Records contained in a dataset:
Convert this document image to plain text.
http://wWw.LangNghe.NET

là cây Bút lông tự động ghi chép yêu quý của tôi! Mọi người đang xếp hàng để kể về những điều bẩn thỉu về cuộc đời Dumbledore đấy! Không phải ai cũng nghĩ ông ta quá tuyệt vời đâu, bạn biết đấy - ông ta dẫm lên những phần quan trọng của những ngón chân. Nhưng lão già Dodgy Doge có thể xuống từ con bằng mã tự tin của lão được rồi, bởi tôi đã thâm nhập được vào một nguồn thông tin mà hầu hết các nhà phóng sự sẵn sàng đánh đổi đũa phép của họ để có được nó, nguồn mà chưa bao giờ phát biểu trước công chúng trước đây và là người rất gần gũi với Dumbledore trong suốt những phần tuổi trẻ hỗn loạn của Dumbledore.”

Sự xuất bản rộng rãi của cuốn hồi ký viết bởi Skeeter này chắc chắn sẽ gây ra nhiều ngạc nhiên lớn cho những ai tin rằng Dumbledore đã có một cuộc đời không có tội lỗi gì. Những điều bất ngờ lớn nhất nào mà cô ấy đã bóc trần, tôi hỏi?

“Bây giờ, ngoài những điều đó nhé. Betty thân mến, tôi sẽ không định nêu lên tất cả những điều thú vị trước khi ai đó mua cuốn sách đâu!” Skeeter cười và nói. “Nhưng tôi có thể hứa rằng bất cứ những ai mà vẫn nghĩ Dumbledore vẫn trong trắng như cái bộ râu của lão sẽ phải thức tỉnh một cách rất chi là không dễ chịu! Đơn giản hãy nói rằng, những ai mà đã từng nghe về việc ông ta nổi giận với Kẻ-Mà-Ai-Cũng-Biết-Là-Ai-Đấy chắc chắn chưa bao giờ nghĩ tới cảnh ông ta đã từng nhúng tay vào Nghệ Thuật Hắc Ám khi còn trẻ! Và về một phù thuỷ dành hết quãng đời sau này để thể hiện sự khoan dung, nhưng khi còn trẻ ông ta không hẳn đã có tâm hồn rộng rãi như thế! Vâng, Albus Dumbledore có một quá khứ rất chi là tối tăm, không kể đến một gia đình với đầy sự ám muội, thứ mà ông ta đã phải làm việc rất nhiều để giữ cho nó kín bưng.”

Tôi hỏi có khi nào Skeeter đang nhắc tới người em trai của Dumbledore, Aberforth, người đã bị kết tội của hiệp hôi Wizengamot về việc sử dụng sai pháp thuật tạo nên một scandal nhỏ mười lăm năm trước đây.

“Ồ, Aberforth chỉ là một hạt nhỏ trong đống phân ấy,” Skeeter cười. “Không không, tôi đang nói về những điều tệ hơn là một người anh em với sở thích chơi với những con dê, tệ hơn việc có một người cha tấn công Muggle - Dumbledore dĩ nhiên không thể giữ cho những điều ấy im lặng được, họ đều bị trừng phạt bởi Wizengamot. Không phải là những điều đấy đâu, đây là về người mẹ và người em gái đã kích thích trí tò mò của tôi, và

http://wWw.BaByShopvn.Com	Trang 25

• [What needs to be done]:
Could you quote the material above in full, exactly as it stands?

• [Problem solution]:
Convert this document image to plain text.
http://wWw.LangNghe.NET

là cây Bút lông tự động ghi chép yêu quý của tôi! Mọi người đang xếp hàng để kể về những điều bẩn thỉu về cuộc đời Dumbledore đấy! Không phải ai cũng nghĩ ông ta quá tuyệt vời đâu, bạn biết đấy - ông ta dẫm lên những phần quan trọng của những ngón chân. Nhưng lão già Dodgy Doge có thể xuống từ con bằng mã tự tin của lão được rồi, bởi tôi đã thâm nhập được vào một nguồn thông tin mà hầu hết các nhà phóng sự sẵn sàng đánh đổi đũa phép của họ để có được nó, nguồn mà chưa bao giờ phát biểu trước công chúng trước đây và là người rất gần gũi với Dumbledore trong suốt những phần tuổi trẻ hỗn loạn của Dumbledore.”

Sự xuất bản rộng rãi của cuốn hồi ký viết bởi Skeeter này chắc chắn sẽ gây ra nhiều ngạc nhiên lớn cho những ai tin rằng Dumbledore đã có một cuộc đời không có tội lỗi gì. Những điều bất ngờ lớn nhất nào mà cô ấy đã bóc trần, tôi hỏi?

“Bây giờ, ngoài những điều đó nhé. Betty thân mến, tôi sẽ không định nêu lên tất cả những điều thú vị trước khi ai đó mua cuốn sách đâu!” Skeeter cười và nói. “Nhưng tôi có thể hứa rằng bất cứ những ai mà vẫn nghĩ Dumbledore vẫn trong trắng như cái bộ râu của lão sẽ phải thức tỉnh một cách rất chi là không dễ chịu! Đơn giản hãy nói rằng, những ai mà đã từng nghe về việc ông ta nổi giận với Kẻ-Mà-Ai-Cũng-Biết-Là-Ai-Đấy chắc chắn chưa bao giờ nghĩ tới cảnh ông ta đã từng nhúng tay vào Nghệ Thuật Hắc Ám khi còn trẻ! Và về một phù thuỷ dành hết quãng đời sau này để thể hiện sự khoan dung, nhưng khi còn trẻ ông ta không hẳn đã có tâm hồn rộng rãi như thế! Vâng, Albus Dumbledore có một quá khứ rất chi là tối tăm, không kể đến một gia đình với đầy sự ám muội, thứ mà ông ta đã phải làm việc rất nhiều để giữ cho nó kín bưng.”

Tôi hỏi có khi nào Skeeter đang nhắc tới người em trai của Dumbledore, Aberforth, người đã bị kết tội của hiệp hôi Wizengamot về việc sử dụng sai pháp thuật tạo nên một scandal nhỏ mười lăm năm trước đây.

“Ồ, Aberforth chỉ là một hạt nhỏ trong đống phân ấy,” Skeeter cười. “Không không, tôi đang nói về những điều tệ hơn là một người anh em với sở thích chơi với những con dê, tệ hơn việc có một người cha tấn công Muggle - Dumbledore dĩ nhiên không thể giữ cho những điều ấy im lặng được, họ đều bị trừng phạt bởi Wizengamot. Không phải là những điều đấy đâu, đây là về người mẹ và người em gái đã kích thích trí tò mò của tôi, và

http://wWw.BaByShopvn.Com	Trang 25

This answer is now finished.